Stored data
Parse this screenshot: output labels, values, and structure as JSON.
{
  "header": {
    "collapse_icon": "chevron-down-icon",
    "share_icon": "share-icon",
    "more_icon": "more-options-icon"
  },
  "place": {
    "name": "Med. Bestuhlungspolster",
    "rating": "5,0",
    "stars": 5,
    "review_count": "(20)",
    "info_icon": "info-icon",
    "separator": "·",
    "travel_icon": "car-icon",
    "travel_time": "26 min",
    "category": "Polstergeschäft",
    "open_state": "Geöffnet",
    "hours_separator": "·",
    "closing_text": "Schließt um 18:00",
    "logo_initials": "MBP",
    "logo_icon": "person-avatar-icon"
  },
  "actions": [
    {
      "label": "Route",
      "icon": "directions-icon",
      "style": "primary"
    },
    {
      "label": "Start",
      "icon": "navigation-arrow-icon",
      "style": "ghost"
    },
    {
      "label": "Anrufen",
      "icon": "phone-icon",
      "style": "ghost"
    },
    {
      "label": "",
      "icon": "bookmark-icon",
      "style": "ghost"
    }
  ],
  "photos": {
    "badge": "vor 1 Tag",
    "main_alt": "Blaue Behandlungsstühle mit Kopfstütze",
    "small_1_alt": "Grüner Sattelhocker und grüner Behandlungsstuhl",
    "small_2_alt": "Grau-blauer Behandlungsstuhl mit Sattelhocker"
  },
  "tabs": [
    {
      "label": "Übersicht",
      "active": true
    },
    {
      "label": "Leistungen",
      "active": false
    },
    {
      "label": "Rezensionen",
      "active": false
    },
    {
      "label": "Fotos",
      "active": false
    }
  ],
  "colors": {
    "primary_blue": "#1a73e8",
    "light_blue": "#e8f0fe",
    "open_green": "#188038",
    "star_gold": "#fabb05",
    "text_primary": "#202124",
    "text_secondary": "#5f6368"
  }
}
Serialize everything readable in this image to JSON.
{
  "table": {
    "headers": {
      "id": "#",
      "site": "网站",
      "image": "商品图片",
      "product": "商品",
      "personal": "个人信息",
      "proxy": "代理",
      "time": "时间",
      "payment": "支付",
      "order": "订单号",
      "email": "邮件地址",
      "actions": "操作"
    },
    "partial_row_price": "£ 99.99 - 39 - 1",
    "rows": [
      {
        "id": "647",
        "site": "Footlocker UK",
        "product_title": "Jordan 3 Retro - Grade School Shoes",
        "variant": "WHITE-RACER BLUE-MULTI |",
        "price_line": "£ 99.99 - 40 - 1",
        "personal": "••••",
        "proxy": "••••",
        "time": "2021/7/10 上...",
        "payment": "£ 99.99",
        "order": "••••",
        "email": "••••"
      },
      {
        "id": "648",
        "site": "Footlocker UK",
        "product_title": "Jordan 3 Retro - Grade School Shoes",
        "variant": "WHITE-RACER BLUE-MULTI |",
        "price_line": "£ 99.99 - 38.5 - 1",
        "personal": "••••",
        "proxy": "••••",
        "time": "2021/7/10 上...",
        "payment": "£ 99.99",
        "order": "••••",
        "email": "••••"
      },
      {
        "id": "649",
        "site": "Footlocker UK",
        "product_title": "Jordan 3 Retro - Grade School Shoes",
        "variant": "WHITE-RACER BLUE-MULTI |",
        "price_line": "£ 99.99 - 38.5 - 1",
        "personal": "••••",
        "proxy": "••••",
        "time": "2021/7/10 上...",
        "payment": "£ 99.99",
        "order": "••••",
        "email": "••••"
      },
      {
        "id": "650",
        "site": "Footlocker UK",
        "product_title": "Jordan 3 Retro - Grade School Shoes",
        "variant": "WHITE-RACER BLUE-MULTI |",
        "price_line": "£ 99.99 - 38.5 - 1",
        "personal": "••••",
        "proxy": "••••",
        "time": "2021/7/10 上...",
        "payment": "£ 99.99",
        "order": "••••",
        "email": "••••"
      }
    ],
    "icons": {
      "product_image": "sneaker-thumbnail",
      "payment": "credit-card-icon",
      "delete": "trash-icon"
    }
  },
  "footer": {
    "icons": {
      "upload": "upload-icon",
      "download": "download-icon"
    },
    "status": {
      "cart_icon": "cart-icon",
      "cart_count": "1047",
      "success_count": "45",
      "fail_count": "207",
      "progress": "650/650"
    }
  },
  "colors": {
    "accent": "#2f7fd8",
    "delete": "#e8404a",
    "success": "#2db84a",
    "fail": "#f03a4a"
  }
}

PROBLEM STATEMENT
Repeat the data exactly. Leave nothing out.

REPLY
Parse this screenshot: output labels, values, and structure as JSON.
{
  "header": {
    "collapse_icon": "chevron-down-icon",
    "share_icon": "share-icon",
    "more_icon": "more-options-icon"
  },
  "place": {
    "name": "Med. Bestuhlungspolster",
    "rating": "5,0",
    "stars": 5,
    "review_count": "(20)",
    "info_icon": "info-icon",
    "separator": "·",
    "travel_icon": "car-icon",
    "travel_time": "26 min",
    "category": "Polstergeschäft",
    "open_state": "Geöffnet",
    "hours_separator": "·",
    "closing_text": "Schließt um 18:00",
    "logo_initials": "MBP",
    "logo_icon": "person-avatar-icon"
  },
  "actions": [
    {
      "label": "Route",
      "icon": "directions-icon",
      "style": "primary"
    },
    {
      "label": "Start",
      "icon": "navigation-arrow-icon",
      "style": "ghost"
    },
    {
      "label": "Anrufen",
      "icon": "phone-icon",
      "style": "ghost"
    },
    {
      "label": "",
      "icon": "bookmark-icon",
      "style": "ghost"
    }
  ],
  "photos": {
    "badge": "vor 1 Tag",
    "main_alt": "Blaue Behandlungsstühle mit Kopfstütze",
    "small_1_alt": "Grüner Sattelhocker und grüner Behandlungsstuhl",
    "small_2_alt": "Grau-blauer Behandlungsstuhl mit Sattelhocker"
  },
  "tabs": [
    {
      "label": "Übersicht",
      "active": true
    },
    {
      "label": "Leistungen",
      "active": false
    },
    {
      "label": "Rezensionen",
      "active": false
    },
    {
      "label": "Fotos",
      "active": false
    }
  ],
  "colors": {
    "primary_blue": "#1a73e8",
    "light_blue": "#e8f0fe",
    "open_green": "#188038",
    "star_gold": "#fabb05",
    "text_primary": "#202124",
    "text_secondary": "#5f6368"
  }
}
Serialize everything readable in this image to JSON.
{
  "table": {
    "headers": {
      "id": "#",
      "site": "网站",
      "image": "商品图片",
      "product": "商品",
      "personal": "个人信息",
      "proxy": "代理",
      "time": "时间",
      "payment": "支付",
      "order": "订单号",
      "email": "邮件地址",
      "actions": "操作"
    },
    "partial_row_price": "£ 99.99 - 39 - 1",
    "rows": [
      {
        "id": "647",
        "site": "Footlocker UK",
        "product_title": "Jordan 3 Retro - Grade School Shoes",
        "variant": "WHITE-RACER BLUE-MULTI |",
        "price_line": "£ 99.99 - 40 - 1",
        "personal": "••••",
        "proxy": "••••",
        "time": "2021/7/10 上...",
        "payment": "£ 99.99",
        "order": "••••",
        "email": "••••"
      },
      {
        "id": "648",
        "site": "Footlocker UK",
        "product_title": "Jordan 3 Retro - Grade School Shoes",
        "variant": "WHITE-RACER BLUE-MULTI |",
        "price_line": "£ 99.99 - 38.5 - 1",
        "personal": "••••",
        "proxy": "••••",
        "time": "2021/7/10 上...",
        "payment": "£ 99.99",
        "order": "••••",
        "email": "••••"
      },
      {
        "id": "649",
        "site": "Footlocker UK",
        "product_title": "Jordan 3 Retro - Grade School Shoes",
        "variant": "WHITE-RACER BLUE-MULTI |",
        "price_line": "£ 99.99 - 38.5 - 1",
        "personal": "••••",
        "proxy": "••••",
        "time": "2021/7/10 上...",
        "payment": "£ 99.99",
        "order": "••••",
        "email": "••••"
      },
      {
        "id": "650",
        "site": "Footlocker UK",
        "product_title": "Jordan 3 Retro - Grade School Shoes",
        "variant": "WHITE-RACER BLUE-MULTI |",
        "price_line": "£ 99.99 - 38.5 - 1",
        "personal": "••••",
        "proxy": "••••",
        "time": "2021/7/10 上...",
        "payment": "£ 99.99",
        "order": "••••",
        "email": "••••"
      }
    ],
    "icons": {
      "product_image": "sneaker-thumbnail",
      "payment": "credit-card-icon",
      "delete": "trash-icon"
    }
  },
  "footer": {
    "icons": {
      "upload": "upload-icon",
      "download": "download-icon"
    },
    "status": {
      "cart_icon": "cart-icon",
      "cart_count": "1047",
      "success_count": "45",
      "fail_count": "207",
      "progress": "650/650"
    }
  },
  "colors": {
    "accent": "#2f7fd8",
    "delete": "#e8404a",
    "success": "#2db84a",
    "fail": "#f03a4a"
  }
}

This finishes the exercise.